### Description of the task
Write each line word for word, from the line that contains "Output the text content of this document." through the last line of the material below.

------ Records provided

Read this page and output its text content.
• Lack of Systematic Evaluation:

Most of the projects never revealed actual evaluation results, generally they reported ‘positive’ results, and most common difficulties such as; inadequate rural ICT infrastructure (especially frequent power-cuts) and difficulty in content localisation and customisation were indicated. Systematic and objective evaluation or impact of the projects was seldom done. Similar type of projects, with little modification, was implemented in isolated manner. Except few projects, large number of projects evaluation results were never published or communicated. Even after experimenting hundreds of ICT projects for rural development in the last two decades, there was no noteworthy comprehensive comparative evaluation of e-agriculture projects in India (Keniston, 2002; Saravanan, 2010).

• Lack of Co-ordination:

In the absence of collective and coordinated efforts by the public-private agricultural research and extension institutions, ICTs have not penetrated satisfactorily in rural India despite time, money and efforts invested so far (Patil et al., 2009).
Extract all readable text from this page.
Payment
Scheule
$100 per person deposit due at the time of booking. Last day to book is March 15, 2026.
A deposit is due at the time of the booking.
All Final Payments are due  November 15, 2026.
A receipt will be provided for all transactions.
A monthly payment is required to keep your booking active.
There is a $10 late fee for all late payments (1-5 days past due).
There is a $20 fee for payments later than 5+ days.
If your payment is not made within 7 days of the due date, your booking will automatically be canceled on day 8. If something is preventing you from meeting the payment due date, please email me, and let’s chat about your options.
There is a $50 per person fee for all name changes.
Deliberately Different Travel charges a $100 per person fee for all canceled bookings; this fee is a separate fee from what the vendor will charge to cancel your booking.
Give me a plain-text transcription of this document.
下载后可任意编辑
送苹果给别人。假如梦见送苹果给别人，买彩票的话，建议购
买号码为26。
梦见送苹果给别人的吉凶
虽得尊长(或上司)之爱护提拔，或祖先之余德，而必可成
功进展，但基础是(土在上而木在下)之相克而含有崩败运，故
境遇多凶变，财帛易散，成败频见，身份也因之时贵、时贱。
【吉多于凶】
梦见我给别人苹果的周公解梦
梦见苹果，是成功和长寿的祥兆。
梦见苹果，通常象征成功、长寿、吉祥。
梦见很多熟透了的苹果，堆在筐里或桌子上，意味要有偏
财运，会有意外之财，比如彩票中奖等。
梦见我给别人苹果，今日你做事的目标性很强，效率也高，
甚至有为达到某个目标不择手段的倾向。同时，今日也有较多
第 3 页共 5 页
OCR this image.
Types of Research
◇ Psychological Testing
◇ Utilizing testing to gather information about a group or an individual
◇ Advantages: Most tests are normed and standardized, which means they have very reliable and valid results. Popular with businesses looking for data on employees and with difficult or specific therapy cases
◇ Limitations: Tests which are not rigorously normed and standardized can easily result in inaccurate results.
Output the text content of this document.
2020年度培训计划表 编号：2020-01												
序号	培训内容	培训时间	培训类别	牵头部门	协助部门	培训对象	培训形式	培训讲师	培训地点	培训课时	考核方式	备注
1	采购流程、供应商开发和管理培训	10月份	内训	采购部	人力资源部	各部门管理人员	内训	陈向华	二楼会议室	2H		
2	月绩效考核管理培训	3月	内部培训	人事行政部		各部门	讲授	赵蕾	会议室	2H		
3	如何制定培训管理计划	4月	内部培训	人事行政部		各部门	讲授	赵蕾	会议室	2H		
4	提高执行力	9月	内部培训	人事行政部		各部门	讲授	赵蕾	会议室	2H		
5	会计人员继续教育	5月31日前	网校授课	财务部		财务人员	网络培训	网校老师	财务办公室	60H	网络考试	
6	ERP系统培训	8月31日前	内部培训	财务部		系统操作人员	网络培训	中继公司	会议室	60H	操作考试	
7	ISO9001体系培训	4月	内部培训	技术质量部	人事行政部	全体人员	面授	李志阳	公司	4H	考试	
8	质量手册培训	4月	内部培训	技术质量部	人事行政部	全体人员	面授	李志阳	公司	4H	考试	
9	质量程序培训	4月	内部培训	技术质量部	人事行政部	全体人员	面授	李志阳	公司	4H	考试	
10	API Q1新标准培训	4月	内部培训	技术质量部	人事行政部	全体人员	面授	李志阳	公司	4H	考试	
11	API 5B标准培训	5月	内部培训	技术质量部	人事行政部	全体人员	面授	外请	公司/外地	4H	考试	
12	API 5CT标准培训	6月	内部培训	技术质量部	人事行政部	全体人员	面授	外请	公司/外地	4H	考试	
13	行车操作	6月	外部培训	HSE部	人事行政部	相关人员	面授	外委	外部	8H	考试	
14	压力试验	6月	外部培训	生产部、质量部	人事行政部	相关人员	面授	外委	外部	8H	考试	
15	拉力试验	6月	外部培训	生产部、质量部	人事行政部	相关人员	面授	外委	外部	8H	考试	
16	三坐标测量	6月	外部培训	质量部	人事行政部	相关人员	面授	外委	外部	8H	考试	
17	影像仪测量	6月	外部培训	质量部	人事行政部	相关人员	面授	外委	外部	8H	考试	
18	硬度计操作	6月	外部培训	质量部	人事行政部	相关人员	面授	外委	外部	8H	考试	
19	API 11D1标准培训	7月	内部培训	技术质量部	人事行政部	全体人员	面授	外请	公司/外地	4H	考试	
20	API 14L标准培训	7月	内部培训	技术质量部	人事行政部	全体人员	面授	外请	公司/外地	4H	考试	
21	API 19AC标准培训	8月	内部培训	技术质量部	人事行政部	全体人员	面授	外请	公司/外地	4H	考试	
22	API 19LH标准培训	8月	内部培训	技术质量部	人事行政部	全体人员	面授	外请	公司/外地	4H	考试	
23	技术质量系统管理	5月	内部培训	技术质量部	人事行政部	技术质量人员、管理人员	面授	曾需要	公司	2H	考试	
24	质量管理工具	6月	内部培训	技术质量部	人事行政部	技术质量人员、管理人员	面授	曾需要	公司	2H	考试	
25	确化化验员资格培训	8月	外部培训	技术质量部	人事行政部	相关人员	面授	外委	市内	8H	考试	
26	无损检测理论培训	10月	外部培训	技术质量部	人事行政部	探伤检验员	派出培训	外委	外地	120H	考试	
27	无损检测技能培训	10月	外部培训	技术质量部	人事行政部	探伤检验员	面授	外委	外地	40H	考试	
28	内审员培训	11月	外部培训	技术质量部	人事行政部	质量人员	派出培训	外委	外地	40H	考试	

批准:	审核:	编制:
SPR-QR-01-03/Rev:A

------------

### Written solution
Output the text content of this document.
2020年度培训计划表 编号：2020-01												
序号	培训内容	培训时间	培训类别	牵头部门	协助部门	培训对象	培训形式	培训讲师	培训地点	培训课时	考核方式	备注
1	采购流程、供应商开发和管理培训	10月份	内训	采购部	人力资源部	各部门管理人员	内训	陈向华	二楼会议室	2H		
2	月绩效考核管理培训	3月	内部培训	人事行政部		各部门	讲授	赵蕾	会议室	2H		
3	如何制定培训管理计划	4月	内部培训	人事行政部		各部门	讲授	赵蕾	会议室	2H		
4	提高执行力	9月	内部培训	人事行政部		各部门	讲授	赵蕾	会议室	2H		
5	会计人员继续教育	5月31日前	网校授课	财务部		财务人员	网络培训	网校老师	财务办公室	60H	网络考试	
6	ERP系统培训	8月31日前	内部培训	财务部		系统操作人员	网络培训	中继公司	会议室	60H	操作考试	
7	ISO9001体系培训	4月	内部培训	技术质量部	人事行政部	全体人员	面授	李志阳	公司	4H	考试	
8	质量手册培训	4月	内部培训	技术质量部	人事行政部	全体人员	面授	李志阳	公司	4H	考试	
9	质量程序培训	4月	内部培训	技术质量部	人事行政部	全体人员	面授	李志阳	公司	4H	考试	
10	API Q1新标准培训	4月	内部培训	技术质量部	人事行政部	全体人员	面授	李志阳	公司	4H	考试	
11	API 5B标准培训	5月	内部培训	技术质量部	人事行政部	全体人员	面授	外请	公司/外地	4H	考试	
12	API 5CT标准培训	6月	内部培训	技术质量部	人事行政部	全体人员	面授	外请	公司/外地	4H	考试	
13	行车操作	6月	外部培训	HSE部	人事行政部	相关人员	面授	外委	外部	8H	考试	
14	压力试验	6月	外部培训	生产部、质量部	人事行政部	相关人员	面授	外委	外部	8H	考试	
15	拉力试验	6月	外部培训	生产部、质量部	人事行政部	相关人员	面授	外委	外部	8H	考试	
16	三坐标测量	6月	外部培训	质量部	人事行政部	相关人员	面授	外委	外部	8H	考试	
17	影像仪测量	6月	外部培训	质量部	人事行政部	相关人员	面授	外委	外部	8H	考试	
18	硬度计操作	6月	外部培训	质量部	人事行政部	相关人员	面授	外委	外部	8H	考试	
19	API 11D1标准培训	7月	内部培训	技术质量部	人事行政部	全体人员	面授	外请	公司/外地	4H	考试	
20	API 14L标准培训	7月	内部培训	技术质量部	人事行政部	全体人员	面授	外请	公司/外地	4H	考试	
21	API 19AC标准培训	8月	内部培训	技术质量部	人事行政部	全体人员	面授	外请	公司/外地	4H	考试	
22	API 19LH标准培训	8月	内部培训	技术质量部	人事行政部	全体人员	面授	外请	公司/外地	4H	考试	
23	技术质量系统管理	5月	内部培训	技术质量部	人事行政部	技术质量人员、管理人员	面授	曾需要	公司	2H	考试	
24	质量管理工具	6月	内部培训	技术质量部	人事行政部	技术质量人员、管理人员	面授	曾需要	公司	2H	考试	
25	确化化验员资格培训	8月	外部培训	技术质量部	人事行政部	相关人员	面授	外委	市内	8H	考试	
26	无损检测理论培训	10月	外部培训	技术质量部	人事行政部	探伤检验员	派出培训	外委	外地	120H	考试	
27	无损检测技能培训	10月	外部培训	技术质量部	人事行政部	探伤检验员	面授	外委	外地	40H	考试	
28	内审员培训	11月	外部培训	技术质量部	人事行政部	质量人员	派出培训	外委	外地	40H	考试	

批准:	审核:	编制:
SPR-QR-01-03/Rev:A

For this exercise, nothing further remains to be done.